#### PROBLEM TO SOLVE
Copy all lines of the listing that include the string "loco".

#### DATASET CONTENT

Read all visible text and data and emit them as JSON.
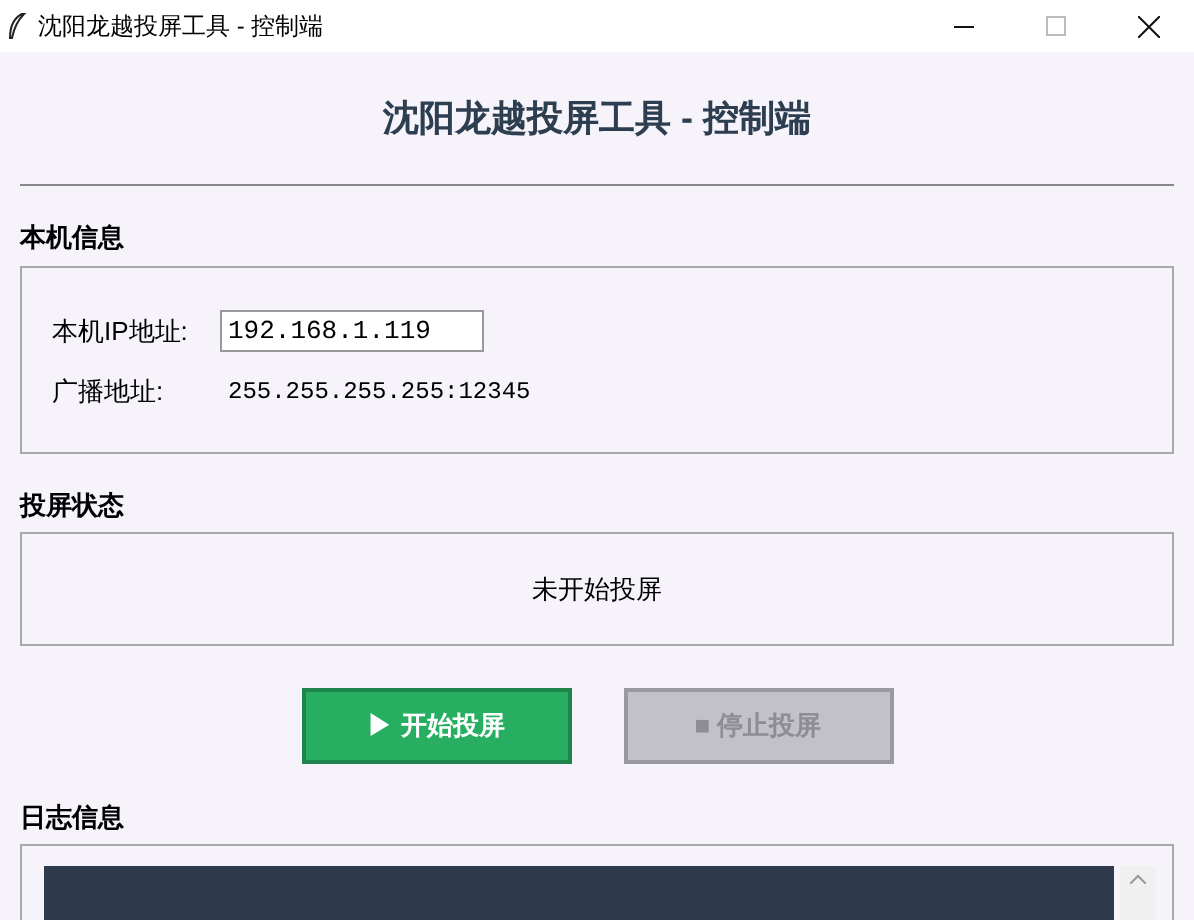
{
  "window": {
    "title": "沈阳龙越投屏工具 - 控制端"
  },
  "heading": "沈阳龙越投屏工具 - 控制端",
  "local_info": {
    "title": "本机信息",
    "ip_label": "本机IP地址:",
    "ip_value": "192.168.1.119",
    "broadcast_label": "广播地址:",
    "broadcast_value": "255.255.255.255:12345"
  },
  "status": {
    "title": "投屏状态",
    "text": "未开始投屏"
  },
  "buttons": [
    {
      "kind": "start",
      "label": "▶ 开始投屏",
      "disabled": false
    },
    {
      "kind": "stop",
      "label": "■ 停止投屏",
      "disabled": true
    }
  ],
  "log": {
    "title": "日志信息"
  }
}
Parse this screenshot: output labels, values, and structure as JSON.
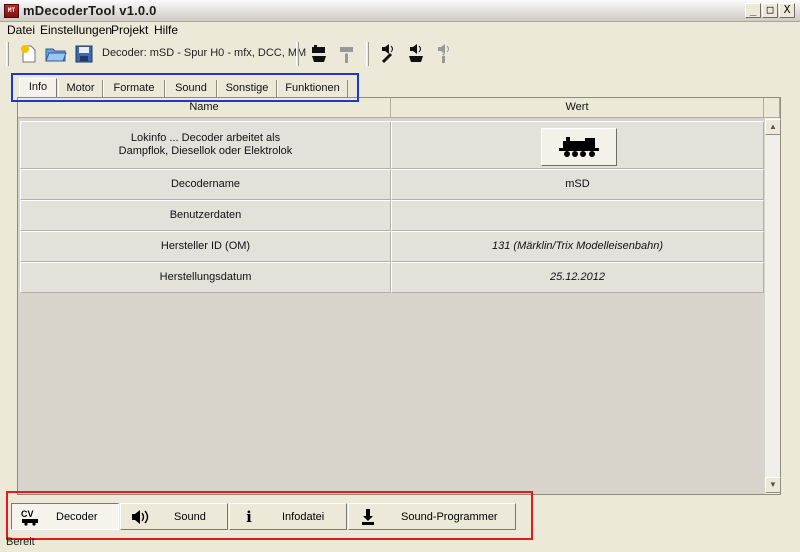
{
  "window": {
    "title": "mDecoderTool v1.0.0",
    "app_icon_text": "MT",
    "minimize": "_",
    "maximize": "□",
    "close": "X"
  },
  "menu": [
    "Datei",
    "Einstellungen",
    "Projekt",
    "Hilfe"
  ],
  "toolbar": {
    "decoder_label": "Decoder: mSD - Spur H0 - mfx, DCC, MM",
    "icons": [
      "new-file-icon",
      "open-folder-icon",
      "save-disk-icon",
      "loco-write-icon",
      "loco-info-icon",
      "sound-tool-icon",
      "sound-write-icon",
      "sound-info-icon"
    ]
  },
  "tabs": [
    "Info",
    "Motor",
    "Formate",
    "Sound",
    "Sonstige",
    "Funktionen"
  ],
  "table": {
    "headers": [
      "Name",
      "Wert"
    ],
    "rows": [
      {
        "name": "Lokinfo ... Decoder arbeitet als\nDampflok, Diesellok oder Elektrolok",
        "value": ""
      },
      {
        "name": "Decodername",
        "value": "mSD"
      },
      {
        "name": "Benutzerdaten",
        "value": ""
      },
      {
        "name": "Hersteller ID (OM)",
        "value": "131 (Märklin/Trix Modelleisenbahn)"
      },
      {
        "name": "Herstellungsdatum",
        "value": "25.12.2012"
      }
    ]
  },
  "bottom_buttons": [
    {
      "label": "Decoder",
      "icon_text": "CV",
      "icon": "cv-loco-icon"
    },
    {
      "label": "Sound",
      "icon_text": "◀))",
      "icon": "speaker-icon"
    },
    {
      "label": "Infodatei",
      "icon_text": "i",
      "icon": "info-icon"
    },
    {
      "label": "Sound-Programmer",
      "icon_text": "",
      "icon": "download-icon"
    }
  ],
  "status": "Bereit",
  "colors": {
    "highlight_tabs": "#1f36d3",
    "highlight_bottom": "#e51b1b"
  }
}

#### COMPLETE ANSWER
      "loco-write-icon",
      "loco-info-icon",
      "icon": "cv-loco-icon"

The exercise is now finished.